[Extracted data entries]
#####

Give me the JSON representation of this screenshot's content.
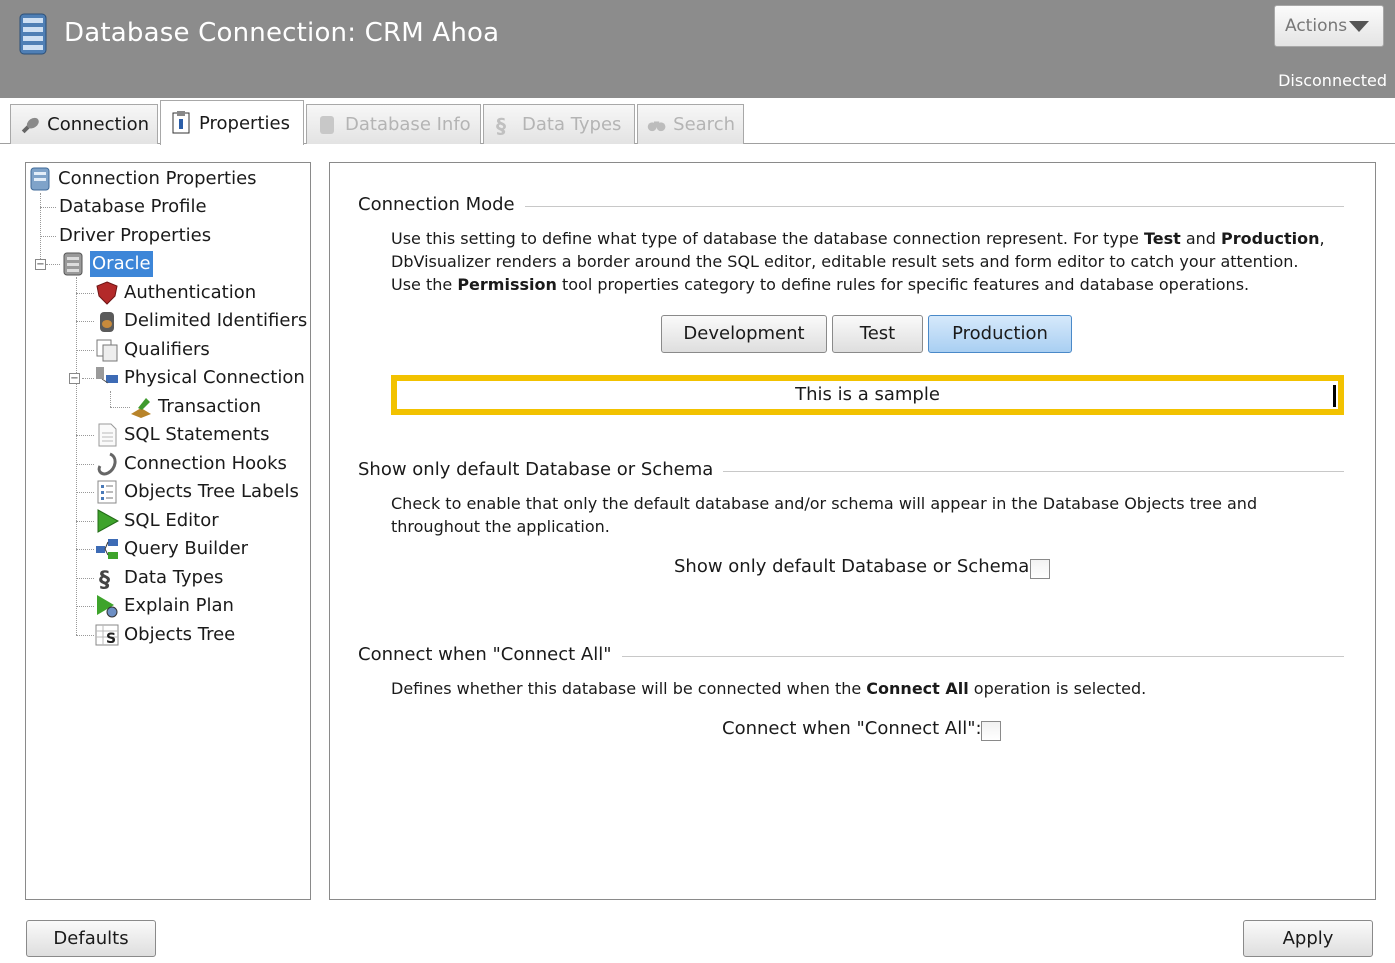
{
  "header": {
    "title": "Database Connection: CRM Ahoa",
    "actions_label": "Actions",
    "status": "Disconnected"
  },
  "tabs": [
    {
      "label": "Connection",
      "icon": "plug-icon",
      "state": "normal"
    },
    {
      "label": "Properties",
      "icon": "properties-icon",
      "state": "active"
    },
    {
      "label": "Database Info",
      "icon": "database-info-icon",
      "state": "disabled"
    },
    {
      "label": "Data Types",
      "icon": "data-types-icon",
      "state": "disabled"
    },
    {
      "label": "Search",
      "icon": "binoculars-icon",
      "state": "disabled"
    }
  ],
  "tree": {
    "root": "Connection Properties",
    "database_profile": "Database Profile",
    "driver_properties": "Driver Properties",
    "oracle": "Oracle",
    "authentication": "Authentication",
    "delimited_identifiers": "Delimited Identifiers",
    "qualifiers": "Qualifiers",
    "physical_connection": "Physical Connection",
    "transaction": "Transaction",
    "sql_statements": "SQL Statements",
    "connection_hooks": "Connection Hooks",
    "objects_tree_labels": "Objects Tree Labels",
    "sql_editor": "SQL Editor",
    "query_builder": "Query Builder",
    "data_types": "Data Types",
    "explain_plan": "Explain Plan",
    "objects_tree": "Objects Tree"
  },
  "connection_mode": {
    "title": "Connection Mode",
    "desc_1a": "Use this setting to define what type of database the database connection represent. For type ",
    "desc_1b": "Test",
    "desc_1c": " and ",
    "desc_1d": "Production",
    "desc_1e": ",",
    "desc_2": "DbVisualizer renders a border around the SQL editor, editable result sets and form editor to catch your attention.",
    "desc_3a": "Use the ",
    "desc_3b": "Permission",
    "desc_3c": " tool properties category to define rules for specific features and database operations.",
    "buttons": [
      "Development",
      "Test",
      "Production"
    ],
    "selected": "Production",
    "sample_text": "This is a sample"
  },
  "show_default": {
    "title": "Show only default Database or Schema",
    "desc": "Check to enable that only the default database and/or schema will appear in the Database Objects tree and throughout the application.",
    "checkbox_label": "Show only default Database or Schema:",
    "checked": false
  },
  "connect_all": {
    "title": "Connect when \"Connect All\"",
    "desc_a": "Defines whether this database will be connected when the ",
    "desc_b": "Connect All",
    "desc_c": " operation is selected.",
    "checkbox_label": "Connect when \"Connect All\":",
    "checked": false
  },
  "footer": {
    "defaults_label": "Defaults",
    "apply_label": "Apply"
  },
  "colors": {
    "header_bg": "#8c8c8c",
    "selection": "#3d86d8",
    "sample_border": "#f2c200"
  }
}
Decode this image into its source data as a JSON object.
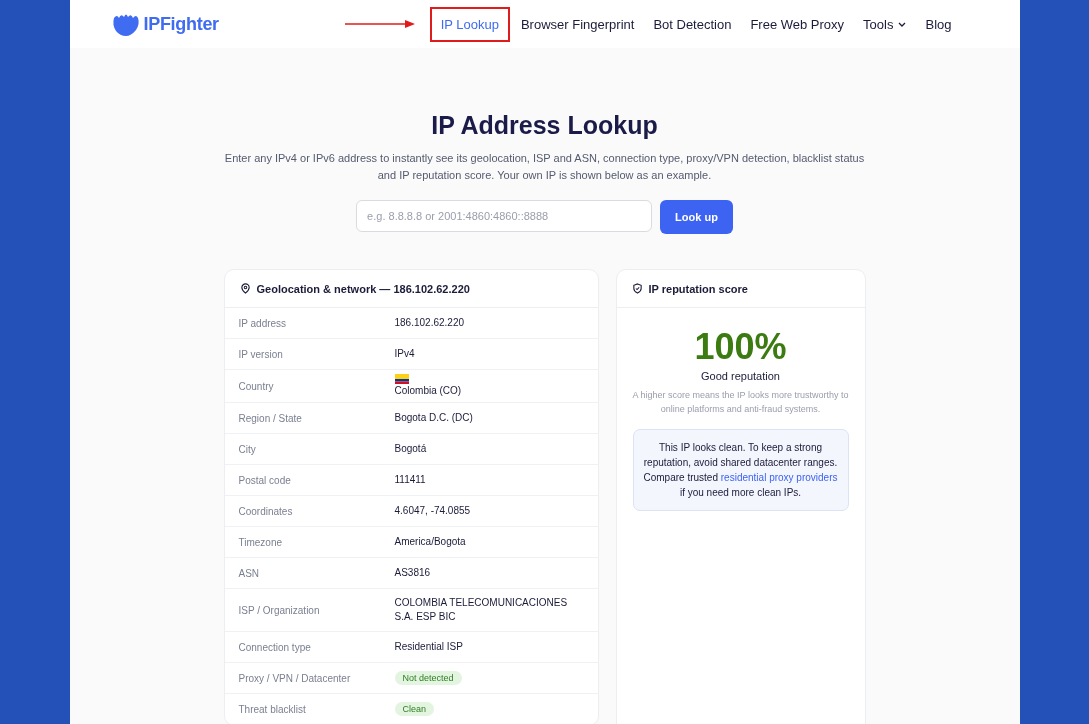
{
  "brand": {
    "name": "IPFighter"
  },
  "nav": [
    {
      "label": "IP Lookup",
      "selected": true,
      "annotated": true,
      "dropdown": false
    },
    {
      "label": "Browser Fingerprint",
      "selected": false,
      "annotated": false,
      "dropdown": false
    },
    {
      "label": "Bot Detection",
      "selected": false,
      "annotated": false,
      "dropdown": false
    },
    {
      "label": "Free Web Proxy",
      "selected": false,
      "annotated": false,
      "dropdown": false
    },
    {
      "label": "Tools",
      "selected": false,
      "annotated": false,
      "dropdown": true
    },
    {
      "label": "Blog",
      "selected": false,
      "annotated": false,
      "dropdown": false
    }
  ],
  "hero": {
    "title": "IP Address Lookup",
    "description": "Enter any IPv4 or IPv6 address to instantly see its geolocation, ISP and ASN, connection type, proxy/VPN detection, blacklist status and IP reputation score. Your own IP is shown below as an example.",
    "search": {
      "placeholder": "e.g. 8.8.8.8 or 2001:4860:4860::8888"
    },
    "button": "Look up"
  },
  "geo_card": {
    "title": "Geolocation & network — 186.102.62.220",
    "rows": [
      {
        "label": "IP address",
        "kind": "text",
        "value": "186.102.62.220"
      },
      {
        "label": "IP version",
        "kind": "text",
        "value": "IPv4"
      },
      {
        "label": "Country",
        "kind": "country",
        "value": "Colombia (CO)"
      },
      {
        "label": "Region / State",
        "kind": "text",
        "value": "Bogota D.C. (DC)"
      },
      {
        "label": "City",
        "kind": "text",
        "value": "Bogotá"
      },
      {
        "label": "Postal code",
        "kind": "text",
        "value": "111411"
      },
      {
        "label": "Coordinates",
        "kind": "text",
        "value": "4.6047, -74.0855"
      },
      {
        "label": "Timezone",
        "kind": "text",
        "value": "America/Bogota"
      },
      {
        "label": "ASN",
        "kind": "text",
        "value": "AS3816"
      },
      {
        "label": "ISP / Organization",
        "kind": "text",
        "value": "COLOMBIA TELECOMUNICACIONES S.A. ESP BIC"
      },
      {
        "label": "Connection type",
        "kind": "text",
        "value": "Residential ISP"
      },
      {
        "label": "Proxy / VPN / Datacenter",
        "kind": "badge",
        "value": "Not detected",
        "color": "#e3f5e1"
      },
      {
        "label": "Threat blacklist",
        "kind": "badge",
        "value": "Clean",
        "color": "#e3f5e1"
      }
    ]
  },
  "reputation_card": {
    "title": "IP reputation score",
    "score": "100%",
    "verdict": "Good reputation",
    "explanation": "A higher score means the IP looks more trustworthy to online platforms and anti-fraud systems.",
    "note": {
      "text_before": "This IP looks clean. To keep a strong reputation, avoid shared datacenter ranges. Compare trusted",
      "link": "residential proxy providers",
      "text_after": "if you need more clean IPs."
    }
  }
}
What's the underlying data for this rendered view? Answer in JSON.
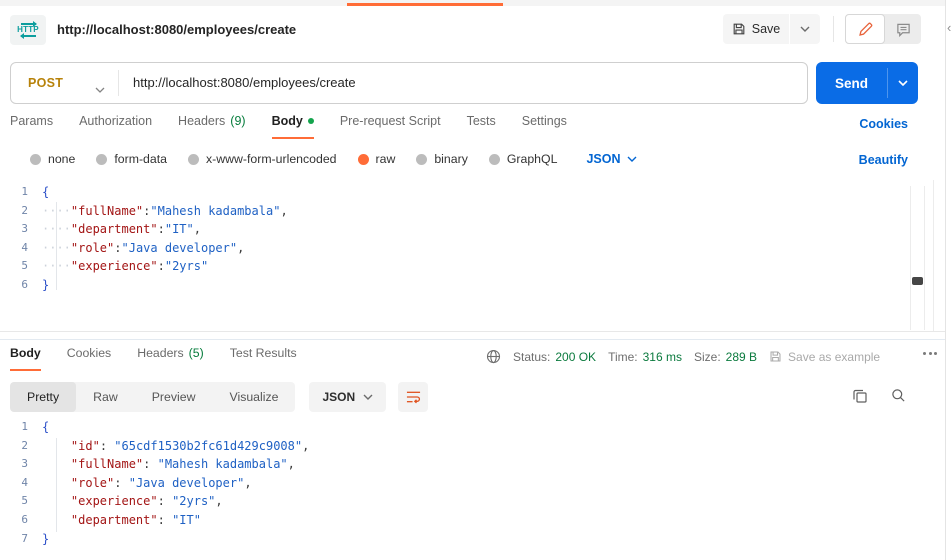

#####

**SET PROBLEM**
Give every line of the material that includes the string "title".

**ANSWER**
    "title": "Database Connection: CRM Ahoa",
    "title": "Connection Mode",
    "title": "Show only default Database or Schema",
    "title": "Connect when \"Connect All\"",
    "title": "IP Address Lookup",
    "title": "Geolocation & network — 186.102.62.220",
    "title": "IP reputation score",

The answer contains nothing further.